Extend the passage below about online tutoring platforms, picking up right after its final sentence.

Given text -
┌──
Experienced teachers are welcome, of course, but the primary requirement for tutoring most subjects is a bachelor’s degree and a subject matter expertise test. Even current college students can get in on the ground floor, though, tutoring lower-level or more general subjects.
Just because it’s open to newer tutors, however, doesn’t mean it’s a site without a strong reputation behind it. The platform is part of the Princeton Review family, a staple in the education world, so tutors can be assured that they’re working for a reputable and well-reviewed company. New tutors looking to ease their way into the job may appreciate Tutor.com’s flexible hours: Tutors must commit to a minimum of five hours of availability per week.
Best for One-Off Help : Studypool
New tutors may appreciate the unusual setup of Studypool, which allows tutors who are early in their career to build some experience in a lower-pressure setting.
Instead of being paired up for one-on-one tutoring or "class" sessions, tutors work with students on individual questions or assignments. Tutors can select questions, quote a price, and provide a turnaround time, and if the student accepts, the tutoring session begins. Rates can be higher than other sites since they’re set by the tutors, but the site does take a percentage of earnings.
└──
Information given -
┌──
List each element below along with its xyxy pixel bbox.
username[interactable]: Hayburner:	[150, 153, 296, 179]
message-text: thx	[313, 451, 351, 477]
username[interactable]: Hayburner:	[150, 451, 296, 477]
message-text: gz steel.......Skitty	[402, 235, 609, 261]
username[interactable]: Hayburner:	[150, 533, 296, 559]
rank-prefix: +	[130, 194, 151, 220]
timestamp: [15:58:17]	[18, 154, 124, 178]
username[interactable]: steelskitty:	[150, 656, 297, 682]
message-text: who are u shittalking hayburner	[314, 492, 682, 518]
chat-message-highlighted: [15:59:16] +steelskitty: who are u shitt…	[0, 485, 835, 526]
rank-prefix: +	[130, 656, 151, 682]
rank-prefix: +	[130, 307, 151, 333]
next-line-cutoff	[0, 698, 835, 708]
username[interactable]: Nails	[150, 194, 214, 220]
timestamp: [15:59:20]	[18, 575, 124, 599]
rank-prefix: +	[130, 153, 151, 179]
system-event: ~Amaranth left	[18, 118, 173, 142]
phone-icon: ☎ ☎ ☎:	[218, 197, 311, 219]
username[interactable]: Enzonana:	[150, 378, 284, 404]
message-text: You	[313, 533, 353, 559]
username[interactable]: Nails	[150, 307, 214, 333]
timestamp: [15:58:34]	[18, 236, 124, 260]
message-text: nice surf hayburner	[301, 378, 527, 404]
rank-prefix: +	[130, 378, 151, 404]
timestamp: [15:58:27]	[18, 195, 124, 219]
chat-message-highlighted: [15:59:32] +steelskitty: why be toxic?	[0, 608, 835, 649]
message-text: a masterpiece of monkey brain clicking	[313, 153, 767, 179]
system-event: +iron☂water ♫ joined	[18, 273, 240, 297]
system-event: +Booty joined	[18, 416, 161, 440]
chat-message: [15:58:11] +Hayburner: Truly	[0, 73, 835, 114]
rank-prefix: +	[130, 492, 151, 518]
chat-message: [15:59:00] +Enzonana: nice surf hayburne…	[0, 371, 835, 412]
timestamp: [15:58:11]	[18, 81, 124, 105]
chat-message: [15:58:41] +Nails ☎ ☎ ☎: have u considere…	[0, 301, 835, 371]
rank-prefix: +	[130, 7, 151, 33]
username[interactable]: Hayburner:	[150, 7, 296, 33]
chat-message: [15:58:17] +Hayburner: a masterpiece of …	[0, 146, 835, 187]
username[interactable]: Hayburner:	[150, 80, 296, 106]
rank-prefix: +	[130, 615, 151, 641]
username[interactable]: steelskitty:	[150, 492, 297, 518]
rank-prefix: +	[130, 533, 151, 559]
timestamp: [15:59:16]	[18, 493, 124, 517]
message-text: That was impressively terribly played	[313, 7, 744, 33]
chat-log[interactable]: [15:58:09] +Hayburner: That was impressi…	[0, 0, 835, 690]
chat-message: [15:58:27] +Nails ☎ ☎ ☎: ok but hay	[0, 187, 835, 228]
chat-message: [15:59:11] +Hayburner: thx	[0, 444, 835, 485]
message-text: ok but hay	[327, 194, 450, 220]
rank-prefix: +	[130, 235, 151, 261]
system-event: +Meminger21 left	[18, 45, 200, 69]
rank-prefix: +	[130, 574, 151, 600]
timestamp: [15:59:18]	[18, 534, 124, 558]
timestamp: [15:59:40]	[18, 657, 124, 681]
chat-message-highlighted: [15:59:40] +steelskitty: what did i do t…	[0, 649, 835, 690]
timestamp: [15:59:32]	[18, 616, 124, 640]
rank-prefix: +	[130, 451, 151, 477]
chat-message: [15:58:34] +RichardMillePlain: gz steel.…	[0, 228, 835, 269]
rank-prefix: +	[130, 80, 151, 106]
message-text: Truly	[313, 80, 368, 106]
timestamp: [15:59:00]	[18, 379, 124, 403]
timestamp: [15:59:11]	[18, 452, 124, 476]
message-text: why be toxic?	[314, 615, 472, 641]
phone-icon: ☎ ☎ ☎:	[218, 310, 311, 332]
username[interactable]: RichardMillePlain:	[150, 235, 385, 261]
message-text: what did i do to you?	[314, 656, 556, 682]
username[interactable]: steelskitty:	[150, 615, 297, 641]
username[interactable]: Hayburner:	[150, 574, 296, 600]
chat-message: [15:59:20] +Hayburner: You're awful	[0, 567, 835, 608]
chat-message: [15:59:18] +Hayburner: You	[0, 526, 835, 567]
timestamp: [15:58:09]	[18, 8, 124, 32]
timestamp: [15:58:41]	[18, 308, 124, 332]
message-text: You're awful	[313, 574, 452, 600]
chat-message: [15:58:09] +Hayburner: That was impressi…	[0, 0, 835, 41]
└──
Reply -
New tutors may need to be cautious when bidding on questions to ensure that students are actually seeking a tutor’s assistance, rather than trying to get someone to simply do the work for them.
For tutors who are willing to pay attention, though, tutoring based on individual questions and assignments may work well as a low-commitment, flexible way to get some experience. Being able to set your own prices—and see what rates students are willing to pay—is another bonus for tutors to learn and build their businesses.
How We Chose the Best Online Tutoring Jobs
We’ve tried to include a wide variety of tutoring jobs, highlighting some of the most popular subjects and niches, including test prep and language tutoring. Major names in education, such as Chegg, appear on this list by virtue of their high profile. For its wide variety, the company earned the title of best overall on our list.
Since we know that not all tutors are looking for the same kind of work, we’ve also included a couple of unconventional, assignment-based platforms along with the more traditional tutoring-by-the-hour jobs like Studypool and Tutor.com. Of course, all prospective tutors should screen individual jobs—and individual clients—for any concerns and priorities.
What Is an Online Tutor?
An online tutor is someone who provides tutoring via online platforms. The most common options are videoconferencing, voice calls, or chat support, and most platforms use some combination of all three. Virtual tutoring jobs may have flexible hours or scheduled meetings, but most are still one-on-one work, like traditional tutoring.
How Much Do Online Tutoring Jobs Pay?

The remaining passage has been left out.